_REQUIRED TASK_. Retyping should cover only the lines from the one containing "Serialize everything readable" through the final line of the records, with pictures omitted.

————————

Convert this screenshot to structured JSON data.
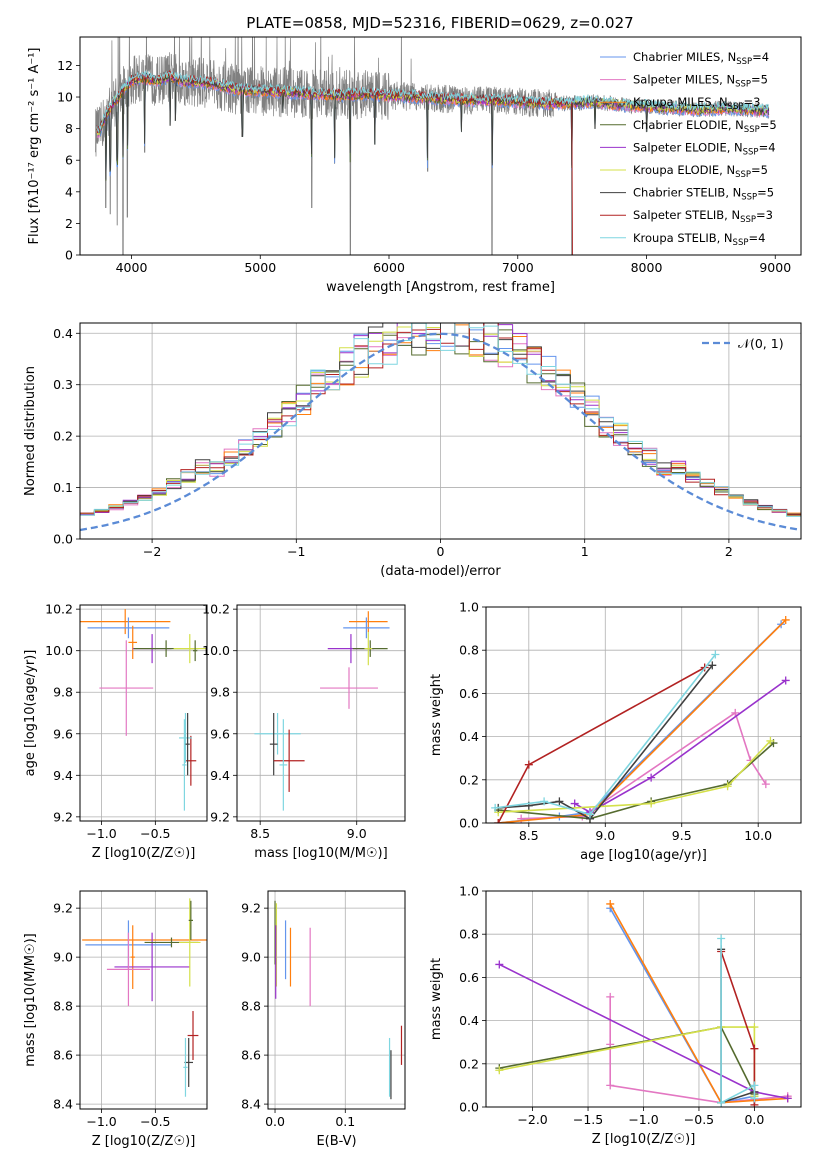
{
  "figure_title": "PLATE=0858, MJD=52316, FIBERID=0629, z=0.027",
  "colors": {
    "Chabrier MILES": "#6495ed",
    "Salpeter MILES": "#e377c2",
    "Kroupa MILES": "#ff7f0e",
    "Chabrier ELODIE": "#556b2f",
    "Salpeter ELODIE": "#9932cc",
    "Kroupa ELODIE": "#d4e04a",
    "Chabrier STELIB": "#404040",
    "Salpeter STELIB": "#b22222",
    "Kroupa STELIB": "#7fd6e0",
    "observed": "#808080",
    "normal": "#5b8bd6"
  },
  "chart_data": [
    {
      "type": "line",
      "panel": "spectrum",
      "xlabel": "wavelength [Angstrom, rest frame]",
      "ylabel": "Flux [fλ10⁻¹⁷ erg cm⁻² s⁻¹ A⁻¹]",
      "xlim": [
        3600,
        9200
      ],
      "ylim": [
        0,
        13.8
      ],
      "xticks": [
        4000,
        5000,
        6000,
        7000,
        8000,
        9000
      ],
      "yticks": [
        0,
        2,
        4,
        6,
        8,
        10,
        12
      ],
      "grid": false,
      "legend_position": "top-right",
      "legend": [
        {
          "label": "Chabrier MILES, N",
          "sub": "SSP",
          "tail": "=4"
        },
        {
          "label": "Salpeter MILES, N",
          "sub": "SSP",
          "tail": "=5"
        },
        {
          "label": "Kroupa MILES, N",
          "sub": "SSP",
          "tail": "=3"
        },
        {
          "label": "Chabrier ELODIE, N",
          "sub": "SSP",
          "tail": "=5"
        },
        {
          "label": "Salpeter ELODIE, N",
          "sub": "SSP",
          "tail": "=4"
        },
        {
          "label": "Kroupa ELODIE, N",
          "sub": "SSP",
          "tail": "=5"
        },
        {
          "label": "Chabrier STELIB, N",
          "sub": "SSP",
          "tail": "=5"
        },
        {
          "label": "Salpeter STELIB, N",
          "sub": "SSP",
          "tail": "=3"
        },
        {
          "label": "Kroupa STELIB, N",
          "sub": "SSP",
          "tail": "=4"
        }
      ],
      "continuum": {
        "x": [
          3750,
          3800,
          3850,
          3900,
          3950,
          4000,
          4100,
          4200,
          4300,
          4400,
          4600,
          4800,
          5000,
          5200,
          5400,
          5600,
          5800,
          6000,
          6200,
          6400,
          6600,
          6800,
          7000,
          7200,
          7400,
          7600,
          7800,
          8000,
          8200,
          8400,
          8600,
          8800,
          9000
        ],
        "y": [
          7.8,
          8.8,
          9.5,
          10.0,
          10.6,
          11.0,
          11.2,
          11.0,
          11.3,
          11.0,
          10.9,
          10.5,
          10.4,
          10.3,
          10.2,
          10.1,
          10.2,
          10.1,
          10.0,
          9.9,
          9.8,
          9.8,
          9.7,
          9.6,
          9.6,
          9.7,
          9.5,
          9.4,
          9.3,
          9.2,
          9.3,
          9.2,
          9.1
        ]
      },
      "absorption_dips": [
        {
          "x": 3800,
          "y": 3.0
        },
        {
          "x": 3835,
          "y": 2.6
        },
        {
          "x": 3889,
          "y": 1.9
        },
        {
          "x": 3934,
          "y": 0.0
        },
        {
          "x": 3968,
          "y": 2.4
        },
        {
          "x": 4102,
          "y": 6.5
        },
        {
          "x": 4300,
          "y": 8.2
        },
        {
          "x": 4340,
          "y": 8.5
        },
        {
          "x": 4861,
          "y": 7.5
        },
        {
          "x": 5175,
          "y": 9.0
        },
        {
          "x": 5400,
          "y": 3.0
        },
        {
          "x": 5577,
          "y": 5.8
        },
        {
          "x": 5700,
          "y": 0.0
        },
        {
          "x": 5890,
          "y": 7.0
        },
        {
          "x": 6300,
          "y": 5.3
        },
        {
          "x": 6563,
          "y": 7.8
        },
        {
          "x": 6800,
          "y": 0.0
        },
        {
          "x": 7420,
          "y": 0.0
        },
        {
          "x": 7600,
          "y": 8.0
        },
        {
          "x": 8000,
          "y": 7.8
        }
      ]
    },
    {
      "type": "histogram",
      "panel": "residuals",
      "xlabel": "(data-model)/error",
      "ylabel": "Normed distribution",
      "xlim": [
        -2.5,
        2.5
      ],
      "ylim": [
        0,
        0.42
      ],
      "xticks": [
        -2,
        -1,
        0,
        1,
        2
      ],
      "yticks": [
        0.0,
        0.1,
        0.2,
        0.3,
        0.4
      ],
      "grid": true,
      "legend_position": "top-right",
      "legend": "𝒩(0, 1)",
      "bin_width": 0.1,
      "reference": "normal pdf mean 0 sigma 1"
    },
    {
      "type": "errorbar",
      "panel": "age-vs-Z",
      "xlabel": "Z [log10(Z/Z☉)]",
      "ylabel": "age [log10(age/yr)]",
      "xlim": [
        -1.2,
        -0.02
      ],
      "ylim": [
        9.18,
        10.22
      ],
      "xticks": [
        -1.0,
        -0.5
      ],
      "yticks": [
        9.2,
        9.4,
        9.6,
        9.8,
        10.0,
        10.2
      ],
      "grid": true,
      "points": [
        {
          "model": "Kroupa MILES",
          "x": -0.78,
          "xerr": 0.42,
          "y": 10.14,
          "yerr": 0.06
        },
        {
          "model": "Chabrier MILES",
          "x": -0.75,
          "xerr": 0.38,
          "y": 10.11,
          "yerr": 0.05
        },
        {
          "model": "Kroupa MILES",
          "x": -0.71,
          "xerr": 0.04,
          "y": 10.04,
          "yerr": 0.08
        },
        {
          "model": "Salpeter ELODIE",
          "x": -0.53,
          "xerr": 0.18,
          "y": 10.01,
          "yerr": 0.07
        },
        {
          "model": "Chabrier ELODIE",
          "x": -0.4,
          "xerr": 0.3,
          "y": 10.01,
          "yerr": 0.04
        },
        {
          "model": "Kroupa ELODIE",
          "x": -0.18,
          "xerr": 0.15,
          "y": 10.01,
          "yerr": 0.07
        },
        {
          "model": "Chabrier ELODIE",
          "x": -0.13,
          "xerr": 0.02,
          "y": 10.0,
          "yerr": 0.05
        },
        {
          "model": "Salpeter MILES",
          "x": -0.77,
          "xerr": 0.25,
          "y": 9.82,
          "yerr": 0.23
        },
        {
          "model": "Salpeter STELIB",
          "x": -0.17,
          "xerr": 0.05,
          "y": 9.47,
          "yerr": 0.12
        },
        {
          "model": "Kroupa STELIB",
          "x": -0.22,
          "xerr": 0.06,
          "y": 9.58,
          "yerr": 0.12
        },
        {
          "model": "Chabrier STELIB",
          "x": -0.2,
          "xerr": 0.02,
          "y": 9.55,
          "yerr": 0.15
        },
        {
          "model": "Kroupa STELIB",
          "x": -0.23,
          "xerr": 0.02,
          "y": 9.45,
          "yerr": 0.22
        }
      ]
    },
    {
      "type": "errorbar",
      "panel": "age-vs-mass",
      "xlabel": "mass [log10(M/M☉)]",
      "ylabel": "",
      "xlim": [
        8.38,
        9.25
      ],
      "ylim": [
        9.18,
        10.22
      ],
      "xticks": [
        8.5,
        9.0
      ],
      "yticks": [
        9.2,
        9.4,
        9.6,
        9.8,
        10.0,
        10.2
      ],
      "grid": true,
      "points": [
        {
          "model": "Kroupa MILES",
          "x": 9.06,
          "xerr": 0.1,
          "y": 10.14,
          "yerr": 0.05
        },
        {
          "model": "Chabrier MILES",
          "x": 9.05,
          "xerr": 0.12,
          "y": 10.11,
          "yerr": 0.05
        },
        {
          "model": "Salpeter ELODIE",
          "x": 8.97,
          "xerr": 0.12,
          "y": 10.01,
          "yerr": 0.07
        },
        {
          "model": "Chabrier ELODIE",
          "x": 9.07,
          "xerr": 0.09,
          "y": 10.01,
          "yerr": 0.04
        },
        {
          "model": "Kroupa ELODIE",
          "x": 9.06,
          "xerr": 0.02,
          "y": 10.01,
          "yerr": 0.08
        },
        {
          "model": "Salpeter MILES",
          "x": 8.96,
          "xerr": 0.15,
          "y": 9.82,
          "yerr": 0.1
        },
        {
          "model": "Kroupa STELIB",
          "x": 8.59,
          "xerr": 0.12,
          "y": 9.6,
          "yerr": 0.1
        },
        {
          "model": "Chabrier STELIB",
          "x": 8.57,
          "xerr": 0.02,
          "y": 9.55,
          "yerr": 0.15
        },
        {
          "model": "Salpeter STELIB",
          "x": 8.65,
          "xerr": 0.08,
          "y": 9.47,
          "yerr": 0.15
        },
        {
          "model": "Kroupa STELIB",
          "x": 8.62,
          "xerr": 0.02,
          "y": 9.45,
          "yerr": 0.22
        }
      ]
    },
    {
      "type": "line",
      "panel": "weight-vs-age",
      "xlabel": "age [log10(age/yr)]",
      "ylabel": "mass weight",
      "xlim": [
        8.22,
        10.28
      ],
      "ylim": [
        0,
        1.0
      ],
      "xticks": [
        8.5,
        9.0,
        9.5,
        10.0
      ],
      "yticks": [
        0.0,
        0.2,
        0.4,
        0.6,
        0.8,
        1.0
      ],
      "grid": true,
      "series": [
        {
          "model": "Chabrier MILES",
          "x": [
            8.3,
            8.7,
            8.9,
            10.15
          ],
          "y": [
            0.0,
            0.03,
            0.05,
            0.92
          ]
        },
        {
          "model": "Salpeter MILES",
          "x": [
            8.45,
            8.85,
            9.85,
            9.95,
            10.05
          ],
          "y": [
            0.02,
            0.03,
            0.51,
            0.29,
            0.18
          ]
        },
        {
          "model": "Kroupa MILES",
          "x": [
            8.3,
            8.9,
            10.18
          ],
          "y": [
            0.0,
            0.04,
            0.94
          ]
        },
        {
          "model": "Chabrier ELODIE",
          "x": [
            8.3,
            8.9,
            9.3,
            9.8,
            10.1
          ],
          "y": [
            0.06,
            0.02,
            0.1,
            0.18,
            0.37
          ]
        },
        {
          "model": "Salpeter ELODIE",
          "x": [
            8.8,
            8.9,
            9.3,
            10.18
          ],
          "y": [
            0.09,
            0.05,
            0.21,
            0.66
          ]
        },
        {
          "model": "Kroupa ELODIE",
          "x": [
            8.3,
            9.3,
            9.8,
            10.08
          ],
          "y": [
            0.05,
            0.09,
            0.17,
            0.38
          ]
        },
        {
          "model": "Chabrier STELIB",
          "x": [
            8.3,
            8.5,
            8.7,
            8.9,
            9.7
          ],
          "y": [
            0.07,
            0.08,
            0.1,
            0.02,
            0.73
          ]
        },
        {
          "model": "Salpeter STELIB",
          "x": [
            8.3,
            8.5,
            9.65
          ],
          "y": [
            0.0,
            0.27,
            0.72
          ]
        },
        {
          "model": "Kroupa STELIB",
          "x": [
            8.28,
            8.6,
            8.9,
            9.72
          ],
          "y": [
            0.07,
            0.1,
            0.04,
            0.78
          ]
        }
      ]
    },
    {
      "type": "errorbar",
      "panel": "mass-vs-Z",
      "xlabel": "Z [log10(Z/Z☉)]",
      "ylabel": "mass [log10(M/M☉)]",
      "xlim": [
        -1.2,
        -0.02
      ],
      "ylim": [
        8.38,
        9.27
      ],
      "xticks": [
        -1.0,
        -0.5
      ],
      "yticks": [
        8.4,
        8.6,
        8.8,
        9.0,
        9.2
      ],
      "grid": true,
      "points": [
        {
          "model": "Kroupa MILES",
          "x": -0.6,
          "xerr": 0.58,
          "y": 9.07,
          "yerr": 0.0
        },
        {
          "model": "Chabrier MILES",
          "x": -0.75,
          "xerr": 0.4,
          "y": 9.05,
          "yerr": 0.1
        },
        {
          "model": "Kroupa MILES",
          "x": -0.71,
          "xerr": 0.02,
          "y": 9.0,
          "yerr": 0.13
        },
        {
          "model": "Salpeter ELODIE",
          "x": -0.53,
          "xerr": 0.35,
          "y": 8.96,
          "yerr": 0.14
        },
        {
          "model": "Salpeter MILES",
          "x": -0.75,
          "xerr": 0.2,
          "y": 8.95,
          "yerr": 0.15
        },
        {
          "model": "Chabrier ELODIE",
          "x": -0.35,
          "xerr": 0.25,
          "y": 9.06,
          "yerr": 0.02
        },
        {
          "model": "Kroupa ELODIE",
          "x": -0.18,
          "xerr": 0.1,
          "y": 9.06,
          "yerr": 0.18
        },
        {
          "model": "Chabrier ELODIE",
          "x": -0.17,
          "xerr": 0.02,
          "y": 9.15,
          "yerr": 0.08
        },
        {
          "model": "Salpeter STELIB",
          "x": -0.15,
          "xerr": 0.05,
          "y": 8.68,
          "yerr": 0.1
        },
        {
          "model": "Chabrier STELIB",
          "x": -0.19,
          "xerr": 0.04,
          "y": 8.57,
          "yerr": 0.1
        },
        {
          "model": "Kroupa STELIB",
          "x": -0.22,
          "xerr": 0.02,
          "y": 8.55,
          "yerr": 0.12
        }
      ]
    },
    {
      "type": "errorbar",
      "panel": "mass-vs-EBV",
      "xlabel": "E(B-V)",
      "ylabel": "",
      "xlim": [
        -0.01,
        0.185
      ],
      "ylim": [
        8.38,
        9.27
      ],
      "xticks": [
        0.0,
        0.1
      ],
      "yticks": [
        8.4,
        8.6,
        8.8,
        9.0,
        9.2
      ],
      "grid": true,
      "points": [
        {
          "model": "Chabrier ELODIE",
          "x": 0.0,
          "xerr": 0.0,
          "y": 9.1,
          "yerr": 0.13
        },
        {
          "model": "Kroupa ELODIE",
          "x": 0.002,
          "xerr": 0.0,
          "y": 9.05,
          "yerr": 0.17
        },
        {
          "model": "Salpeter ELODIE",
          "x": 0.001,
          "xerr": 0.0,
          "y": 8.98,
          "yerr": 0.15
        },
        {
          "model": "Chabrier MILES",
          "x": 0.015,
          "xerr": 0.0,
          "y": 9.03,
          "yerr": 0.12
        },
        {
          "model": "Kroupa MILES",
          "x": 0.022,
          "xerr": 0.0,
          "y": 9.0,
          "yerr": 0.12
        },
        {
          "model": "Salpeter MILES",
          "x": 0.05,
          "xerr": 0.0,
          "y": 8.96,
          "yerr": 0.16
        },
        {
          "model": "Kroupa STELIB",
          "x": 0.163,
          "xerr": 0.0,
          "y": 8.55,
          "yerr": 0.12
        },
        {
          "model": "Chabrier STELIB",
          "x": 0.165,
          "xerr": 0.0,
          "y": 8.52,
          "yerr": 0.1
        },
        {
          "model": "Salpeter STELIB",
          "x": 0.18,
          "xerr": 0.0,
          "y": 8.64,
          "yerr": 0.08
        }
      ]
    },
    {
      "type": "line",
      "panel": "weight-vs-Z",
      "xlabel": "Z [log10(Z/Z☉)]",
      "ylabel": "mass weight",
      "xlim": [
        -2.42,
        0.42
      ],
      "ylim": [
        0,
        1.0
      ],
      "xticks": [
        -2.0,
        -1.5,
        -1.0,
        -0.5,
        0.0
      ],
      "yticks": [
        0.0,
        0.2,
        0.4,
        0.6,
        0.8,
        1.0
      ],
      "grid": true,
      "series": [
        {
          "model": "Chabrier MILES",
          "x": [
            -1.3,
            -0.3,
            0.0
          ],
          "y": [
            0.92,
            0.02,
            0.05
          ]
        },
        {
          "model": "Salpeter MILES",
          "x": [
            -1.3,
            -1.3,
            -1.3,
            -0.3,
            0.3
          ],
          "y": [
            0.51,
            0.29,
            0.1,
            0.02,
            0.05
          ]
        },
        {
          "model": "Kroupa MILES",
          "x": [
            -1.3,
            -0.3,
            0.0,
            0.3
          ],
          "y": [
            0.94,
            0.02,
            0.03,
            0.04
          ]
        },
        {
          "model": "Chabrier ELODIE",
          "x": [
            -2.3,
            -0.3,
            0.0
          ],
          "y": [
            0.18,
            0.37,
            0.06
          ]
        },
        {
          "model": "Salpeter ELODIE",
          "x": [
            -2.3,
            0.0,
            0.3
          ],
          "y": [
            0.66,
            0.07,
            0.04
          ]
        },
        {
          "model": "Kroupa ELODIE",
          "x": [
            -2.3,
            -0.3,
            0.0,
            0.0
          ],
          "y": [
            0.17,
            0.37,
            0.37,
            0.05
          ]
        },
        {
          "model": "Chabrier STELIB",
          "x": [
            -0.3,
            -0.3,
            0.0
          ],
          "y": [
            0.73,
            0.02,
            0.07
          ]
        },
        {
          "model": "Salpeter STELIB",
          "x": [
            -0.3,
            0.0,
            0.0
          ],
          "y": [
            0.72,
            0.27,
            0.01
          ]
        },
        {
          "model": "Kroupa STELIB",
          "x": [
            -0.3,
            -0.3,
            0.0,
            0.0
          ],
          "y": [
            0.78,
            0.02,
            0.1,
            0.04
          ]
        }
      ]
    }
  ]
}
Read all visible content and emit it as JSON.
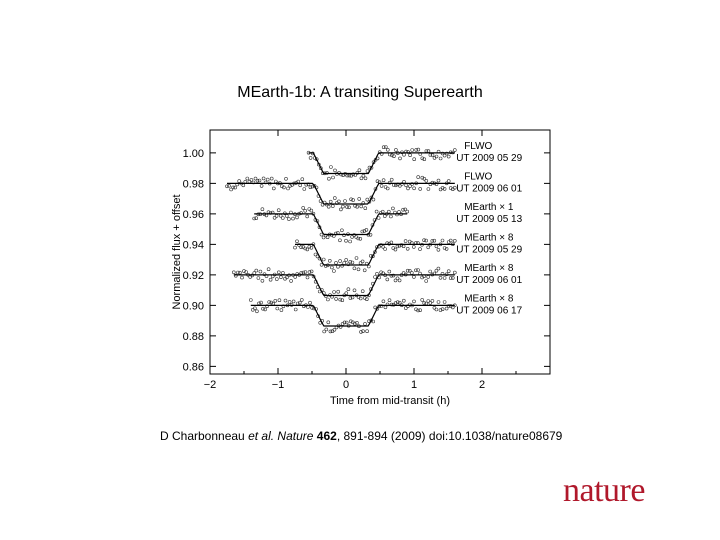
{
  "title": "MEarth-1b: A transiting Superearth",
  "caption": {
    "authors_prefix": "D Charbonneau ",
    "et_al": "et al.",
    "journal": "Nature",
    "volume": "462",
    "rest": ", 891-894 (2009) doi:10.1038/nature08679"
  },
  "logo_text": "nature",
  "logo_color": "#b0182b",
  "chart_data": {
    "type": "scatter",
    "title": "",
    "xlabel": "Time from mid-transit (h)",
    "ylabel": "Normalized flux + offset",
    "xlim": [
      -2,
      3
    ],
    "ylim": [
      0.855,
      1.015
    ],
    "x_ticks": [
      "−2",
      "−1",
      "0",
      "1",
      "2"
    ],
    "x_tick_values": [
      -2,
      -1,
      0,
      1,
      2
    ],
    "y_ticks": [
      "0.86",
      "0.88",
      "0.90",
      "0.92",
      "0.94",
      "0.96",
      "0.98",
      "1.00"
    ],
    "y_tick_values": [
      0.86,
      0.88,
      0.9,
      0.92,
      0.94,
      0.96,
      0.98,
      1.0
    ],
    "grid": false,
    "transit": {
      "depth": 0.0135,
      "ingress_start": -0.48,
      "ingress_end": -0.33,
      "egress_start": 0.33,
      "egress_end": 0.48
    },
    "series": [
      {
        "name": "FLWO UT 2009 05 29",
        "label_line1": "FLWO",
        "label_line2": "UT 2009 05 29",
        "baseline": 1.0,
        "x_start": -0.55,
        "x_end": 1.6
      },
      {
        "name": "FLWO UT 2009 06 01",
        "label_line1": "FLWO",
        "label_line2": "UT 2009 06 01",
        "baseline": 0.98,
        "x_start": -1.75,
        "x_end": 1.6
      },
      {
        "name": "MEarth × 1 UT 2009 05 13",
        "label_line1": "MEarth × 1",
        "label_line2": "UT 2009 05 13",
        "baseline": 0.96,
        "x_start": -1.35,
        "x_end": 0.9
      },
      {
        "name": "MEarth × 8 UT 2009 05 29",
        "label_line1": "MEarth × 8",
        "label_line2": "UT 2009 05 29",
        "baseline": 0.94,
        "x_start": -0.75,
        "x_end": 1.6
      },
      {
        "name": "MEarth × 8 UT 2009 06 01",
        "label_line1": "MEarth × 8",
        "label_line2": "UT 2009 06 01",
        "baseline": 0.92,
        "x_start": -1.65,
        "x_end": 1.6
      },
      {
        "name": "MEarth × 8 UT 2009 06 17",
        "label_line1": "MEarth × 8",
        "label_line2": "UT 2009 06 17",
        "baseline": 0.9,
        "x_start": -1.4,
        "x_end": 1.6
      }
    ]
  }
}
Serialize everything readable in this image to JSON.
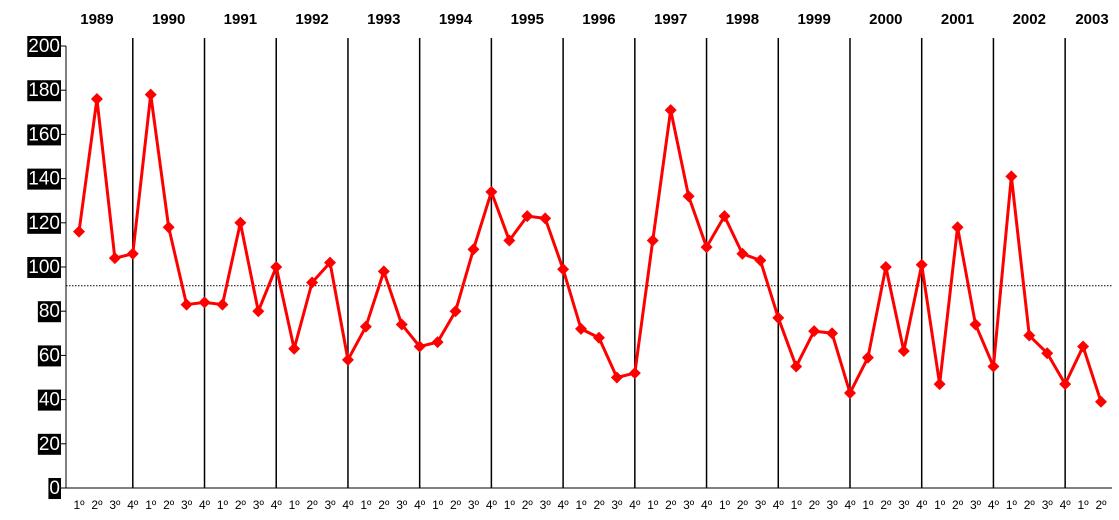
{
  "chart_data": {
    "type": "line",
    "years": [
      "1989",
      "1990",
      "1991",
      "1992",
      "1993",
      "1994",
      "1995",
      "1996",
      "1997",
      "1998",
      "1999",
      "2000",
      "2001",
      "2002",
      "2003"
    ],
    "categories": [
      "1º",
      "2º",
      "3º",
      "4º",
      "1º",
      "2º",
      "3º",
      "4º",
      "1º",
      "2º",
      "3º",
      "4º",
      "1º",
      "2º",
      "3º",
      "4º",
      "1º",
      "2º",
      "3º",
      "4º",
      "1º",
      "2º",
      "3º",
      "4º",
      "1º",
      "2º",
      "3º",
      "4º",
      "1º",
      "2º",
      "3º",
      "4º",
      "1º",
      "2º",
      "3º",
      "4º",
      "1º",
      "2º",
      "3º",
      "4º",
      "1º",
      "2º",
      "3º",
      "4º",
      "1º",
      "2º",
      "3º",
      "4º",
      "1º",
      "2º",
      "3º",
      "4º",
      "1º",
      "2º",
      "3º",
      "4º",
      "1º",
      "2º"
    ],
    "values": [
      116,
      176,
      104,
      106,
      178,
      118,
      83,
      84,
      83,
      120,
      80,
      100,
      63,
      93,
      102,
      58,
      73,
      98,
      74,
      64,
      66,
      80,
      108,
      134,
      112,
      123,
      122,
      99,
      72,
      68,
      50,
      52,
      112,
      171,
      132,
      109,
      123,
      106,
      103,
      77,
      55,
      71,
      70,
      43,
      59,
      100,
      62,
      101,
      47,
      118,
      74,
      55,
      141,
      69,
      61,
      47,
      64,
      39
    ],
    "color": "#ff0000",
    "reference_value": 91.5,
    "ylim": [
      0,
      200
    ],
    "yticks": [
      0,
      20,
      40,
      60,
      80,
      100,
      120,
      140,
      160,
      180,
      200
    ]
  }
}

————————

_SOLVED EXERCISE_.
Serialize everything readable in this image to JSON.
{
  "chart_data": {
    "type": "line",
    "years": [
      "1989",
      "1990",
      "1991",
      "1992",
      "1993",
      "1994",
      "1995",
      "1996",
      "1997",
      "1998",
      "1999",
      "2000",
      "2001",
      "2002",
      "2003"
    ],
    "categories": [
      "1º",
      "2º",
      "3º",
      "4º",
      "1º",
      "2º",
      "3º",
      "4º",
      "1º",
      "2º",
      "3º",
      "4º",
      "1º",
      "2º",
      "3º",
      "4º",
      "1º",
      "2º",
      "3º",
      "4º",
      "1º",
      "2º",
      "3º",
      "4º",
      "1º",
      "2º",
      "3º",
      "4º",
      "1º",
      "2º",
      "3º",
      "4º",
      "1º",
      "2º",
      "3º",
      "4º",
      "1º",
      "2º",
      "3º",
      "4º",
      "1º",
      "2º",
      "3º",
      "4º",
      "1º",
      "2º",
      "3º",
      "4º",
      "1º",
      "2º",
      "3º",
      "4º",
      "1º",
      "2º",
      "3º",
      "4º",
      "1º",
      "2º"
    ],
    "values": [
      116,
      176,
      104,
      106,
      178,
      118,
      83,
      84,
      83,
      120,
      80,
      100,
      63,
      93,
      102,
      58,
      73,
      98,
      74,
      64,
      66,
      80,
      108,
      134,
      112,
      123,
      122,
      99,
      72,
      68,
      50,
      52,
      112,
      171,
      132,
      109,
      123,
      106,
      103,
      77,
      55,
      71,
      70,
      43,
      59,
      100,
      62,
      101,
      47,
      118,
      74,
      55,
      141,
      69,
      61,
      47,
      64,
      39
    ],
    "color": "#ff0000",
    "reference_value": 91.5,
    "ylim": [
      0,
      200
    ],
    "yticks": [
      0,
      20,
      40,
      60,
      80,
      100,
      120,
      140,
      160,
      180,
      200
    ]
  }
}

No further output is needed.